Set down each record exactly as written.

» **ENTRIES PROVIDED**
==============================
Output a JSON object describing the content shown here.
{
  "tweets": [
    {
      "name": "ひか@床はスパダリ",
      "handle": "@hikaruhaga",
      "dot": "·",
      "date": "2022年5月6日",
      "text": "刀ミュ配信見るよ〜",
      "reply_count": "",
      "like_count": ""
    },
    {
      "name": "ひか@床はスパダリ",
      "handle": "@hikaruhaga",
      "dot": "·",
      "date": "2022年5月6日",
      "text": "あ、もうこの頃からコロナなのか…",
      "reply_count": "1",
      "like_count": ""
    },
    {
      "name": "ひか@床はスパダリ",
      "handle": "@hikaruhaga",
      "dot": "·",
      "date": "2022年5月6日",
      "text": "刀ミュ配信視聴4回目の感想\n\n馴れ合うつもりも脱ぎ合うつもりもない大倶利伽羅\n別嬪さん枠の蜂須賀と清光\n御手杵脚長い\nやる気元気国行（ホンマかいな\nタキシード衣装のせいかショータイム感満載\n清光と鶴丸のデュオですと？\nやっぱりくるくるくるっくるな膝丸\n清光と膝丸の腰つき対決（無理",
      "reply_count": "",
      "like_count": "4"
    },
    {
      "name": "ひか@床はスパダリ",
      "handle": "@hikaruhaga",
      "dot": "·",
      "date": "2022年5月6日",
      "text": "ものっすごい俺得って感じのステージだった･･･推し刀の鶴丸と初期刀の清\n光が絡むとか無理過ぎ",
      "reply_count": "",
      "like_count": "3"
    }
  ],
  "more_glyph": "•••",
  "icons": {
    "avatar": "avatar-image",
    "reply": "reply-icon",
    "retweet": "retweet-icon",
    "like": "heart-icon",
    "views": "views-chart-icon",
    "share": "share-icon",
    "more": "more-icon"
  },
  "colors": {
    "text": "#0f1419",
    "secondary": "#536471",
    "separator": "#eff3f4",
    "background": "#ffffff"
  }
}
==============================
» **REPLY TO THE TASK**
Output a JSON object describing the content shown here.
{
  "tweets": [
    {
      "name": "ひか@床はスパダリ",
      "handle": "@hikaruhaga",
      "dot": "·",
      "date": "2022年5月6日",
      "text": "刀ミュ配信見るよ〜",
      "reply_count": "",
      "like_count": ""
    },
    {
      "name": "ひか@床はスパダリ",
      "handle": "@hikaruhaga",
      "dot": "·",
      "date": "2022年5月6日",
      "text": "あ、もうこの頃からコロナなのか…",
      "reply_count": "1",
      "like_count": ""
    },
    {
      "name": "ひか@床はスパダリ",
      "handle": "@hikaruhaga",
      "dot": "·",
      "date": "2022年5月6日",
      "text": "刀ミュ配信視聴4回目の感想\n\n馴れ合うつもりも脱ぎ合うつもりもない大倶利伽羅\n別嬪さん枠の蜂須賀と清光\n御手杵脚長い\nやる気元気国行（ホンマかいな\nタキシード衣装のせいかショータイム感満載\n清光と鶴丸のデュオですと？\nやっぱりくるくるくるっくるな膝丸\n清光と膝丸の腰つき対決（無理",
      "reply_count": "",
      "like_count": "4"
    },
    {
      "name": "ひか@床はスパダリ",
      "handle": "@hikaruhaga",
      "dot": "·",
      "date": "2022年5月6日",
      "text": "ものっすごい俺得って感じのステージだった･･･推し刀の鶴丸と初期刀の清\n光が絡むとか無理過ぎ",
      "reply_count": "",
      "like_count": "3"
    }
  ],
  "more_glyph": "•••",
  "icons": {
    "avatar": "avatar-image",
    "reply": "reply-icon",
    "retweet": "retweet-icon",
    "like": "heart-icon",
    "views": "views-chart-icon",
    "share": "share-icon",
    "more": "more-icon"
  },
  "colors": {
    "text": "#0f1419",
    "secondary": "#536471",
    "separator": "#eff3f4",
    "background": "#ffffff"
  }
}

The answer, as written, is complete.